**What is being asked**
Repeat, exactly and in full, the lines of the listing below, but without any pictures.

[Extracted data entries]
==============================

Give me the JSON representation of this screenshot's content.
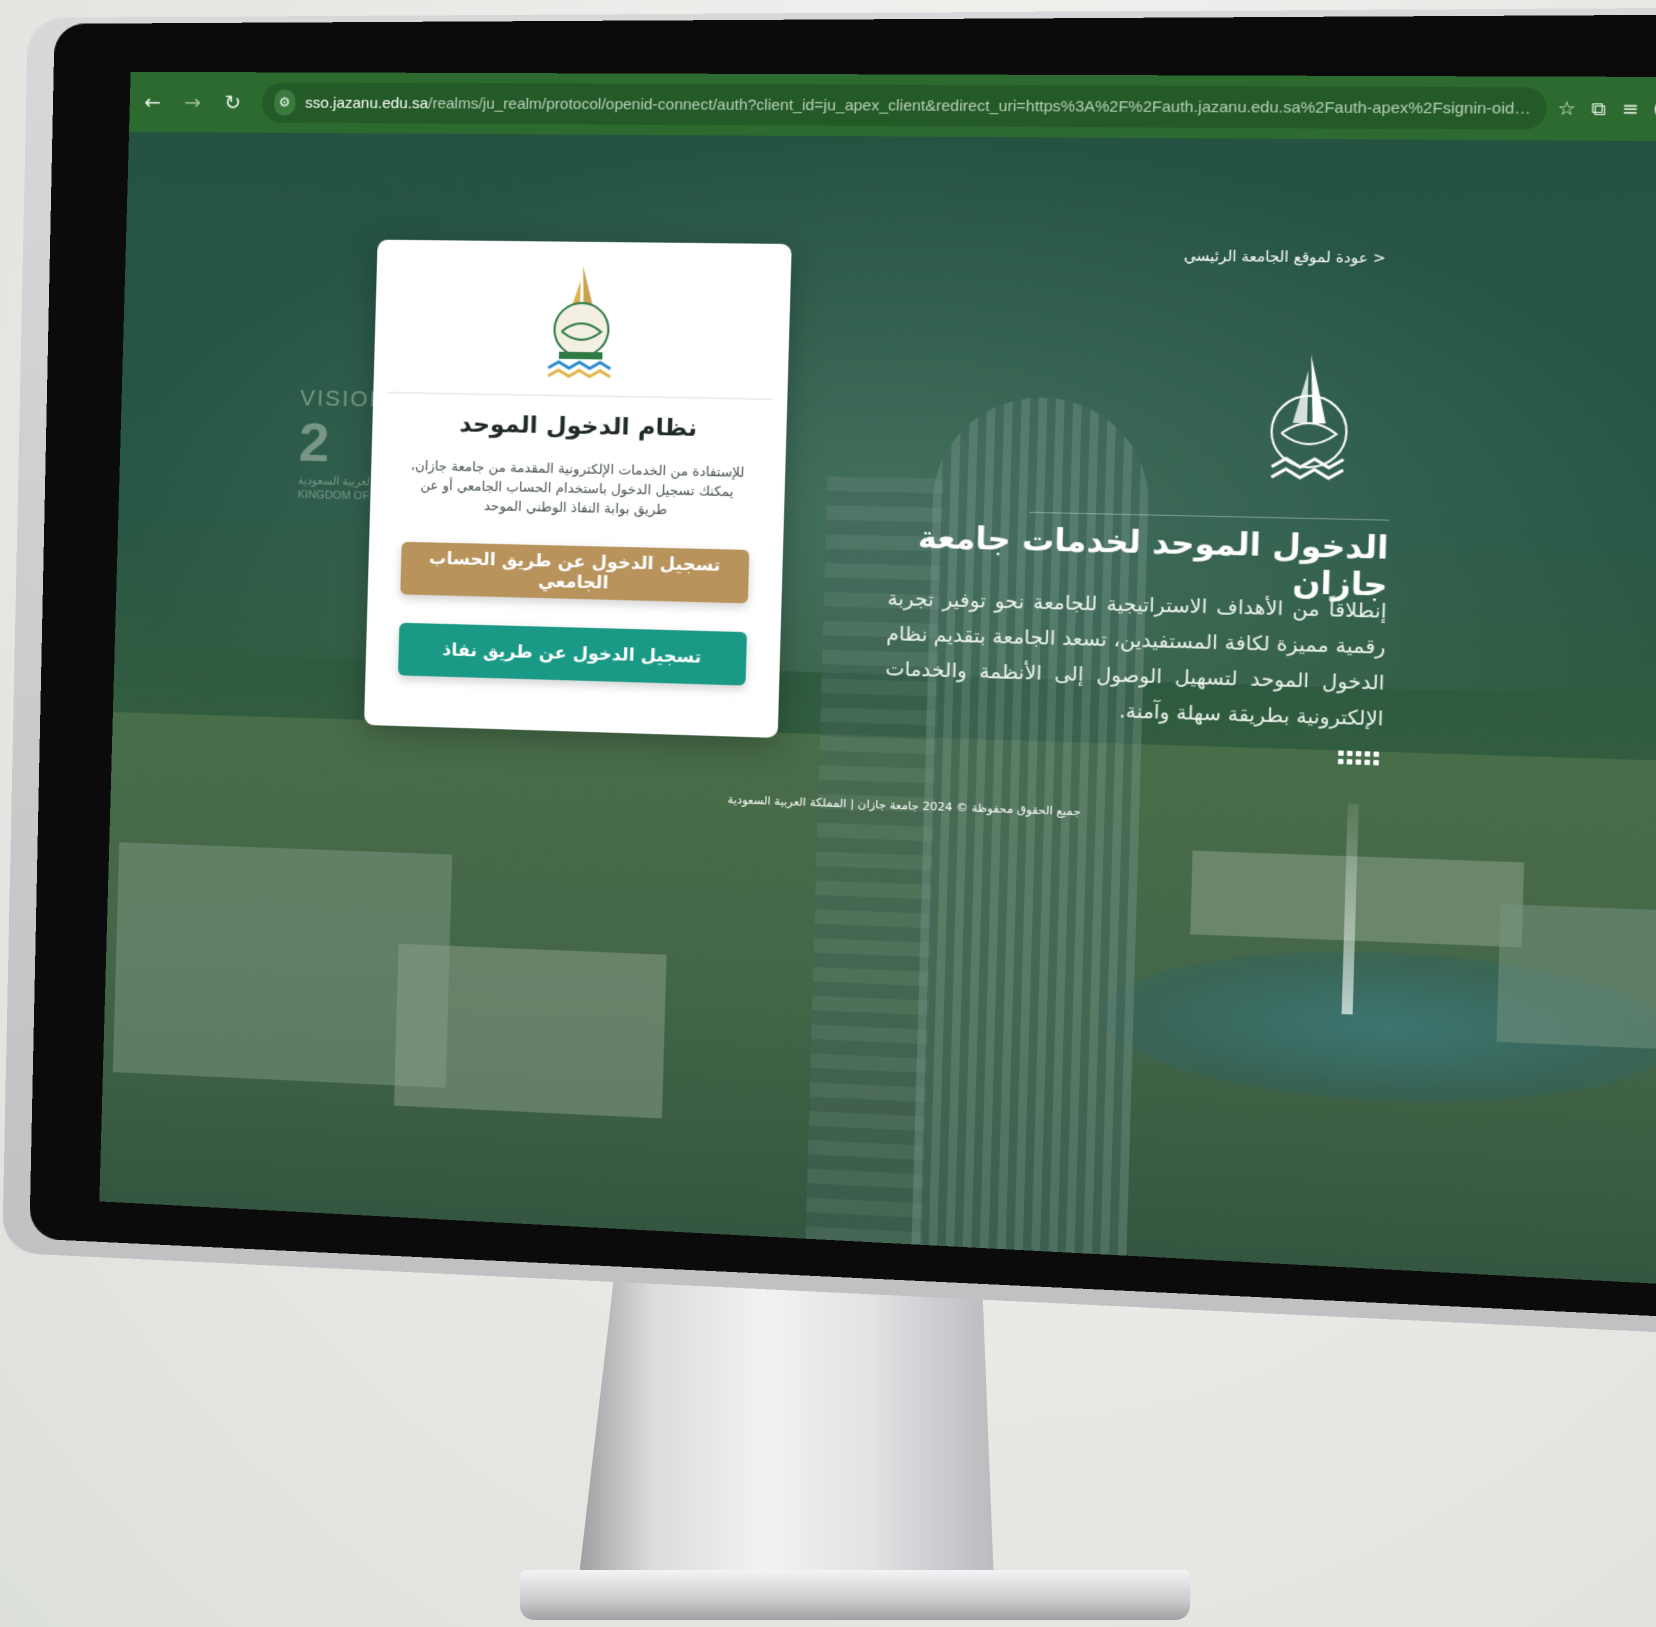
{
  "browser": {
    "url_domain": "sso.jazanu.edu.sa",
    "url_path": "/realms/ju_realm/protocol/openid-connect/auth?client_id=ju_apex_client&redirect_uri=https%3A%2F%2Fauth.jazanu.edu.sa%2Fauth-apex%2Fsignin-oidc&response_type=code&scope=openid...",
    "nav_back_icon": "←",
    "nav_forward_icon": "→",
    "reload_icon": "↻",
    "site_settings_icon": "⚙",
    "bookmark_icon": "☆",
    "extensions_icon": "⧉",
    "reading_list_icon": "≡",
    "menu_icon": "⋮"
  },
  "page": {
    "back_link": "< عودة لموقع الجامعة الرئيسي",
    "vision": {
      "word": "VISION",
      "year": "2",
      "sub_arabic": "المملكة العربية السعودية",
      "sub_english": "KINGDOM OF"
    },
    "hero": {
      "title": "الدخول الموحد لخدمات جامعة جازان",
      "text": "إنطلاقاً من الأهداف الاستراتيجية للجامعة نحو توفير تجربة رقمية مميزة لكافة المستفيدين، تسعد الجامعة بتقديم نظام الدخول الموحد لتسهيل الوصول إلى الأنظمة والخدمات الإلكترونية بطريقة سهلة وآمنة."
    },
    "card": {
      "title": "نظام الدخول الموحد",
      "description": "للإستفادة من الخدمات الإلكترونية المقدمة من جامعة جازان، يمكنك تسجيل الدخول باستخدام الحساب الجامعي أو عن طريق بوابة النفاذ الوطني الموحد",
      "btn_university": "تسجيل الدخول عن طريق الحساب الجامعي",
      "btn_nafath": "تسجيل الدخول عن طريق نفاذ"
    },
    "footer": "جميع الحقوق محفوظة © 2024 جامعة جازان | المملكة العربية السعودية"
  },
  "colors": {
    "browser_bar": "#2d6a2f",
    "btn_university": "#b8935c",
    "btn_nafath": "#1a9a86",
    "page_overlay": "#254c3f"
  }
}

==============================

**Exercise output**
Give me the JSON representation of this screenshot's content.
{
  "browser": {
    "url_domain": "sso.jazanu.edu.sa",
    "url_path": "/realms/ju_realm/protocol/openid-connect/auth?client_id=ju_apex_client&redirect_uri=https%3A%2F%2Fauth.jazanu.edu.sa%2Fauth-apex%2Fsignin-oidc&response_type=code&scope=openid...",
    "nav_back_icon": "←",
    "nav_forward_icon": "→",
    "reload_icon": "↻",
    "site_settings_icon": "⚙",
    "bookmark_icon": "☆",
    "extensions_icon": "⧉",
    "reading_list_icon": "≡",
    "menu_icon": "⋮"
  },
  "page": {
    "back_link": "< عودة لموقع الجامعة الرئيسي",
    "vision": {
      "word": "VISION",
      "year": "2",
      "sub_arabic": "المملكة العربية السعودية",
      "sub_english": "KINGDOM OF"
    },
    "hero": {
      "title": "الدخول الموحد لخدمات جامعة جازان",
      "text": "إنطلاقاً من الأهداف الاستراتيجية للجامعة نحو توفير تجربة رقمية مميزة لكافة المستفيدين، تسعد الجامعة بتقديم نظام الدخول الموحد لتسهيل الوصول إلى الأنظمة والخدمات الإلكترونية بطريقة سهلة وآمنة."
    },
    "card": {
      "title": "نظام الدخول الموحد",
      "description": "للإستفادة من الخدمات الإلكترونية المقدمة من جامعة جازان، يمكنك تسجيل الدخول باستخدام الحساب الجامعي أو عن طريق بوابة النفاذ الوطني الموحد",
      "btn_university": "تسجيل الدخول عن طريق الحساب الجامعي",
      "btn_nafath": "تسجيل الدخول عن طريق نفاذ"
    },
    "footer": "جميع الحقوق محفوظة © 2024 جامعة جازان | المملكة العربية السعودية"
  },
  "colors": {
    "browser_bar": "#2d6a2f",
    "btn_university": "#b8935c",
    "btn_nafath": "#1a9a86",
    "page_overlay": "#254c3f"
  }
}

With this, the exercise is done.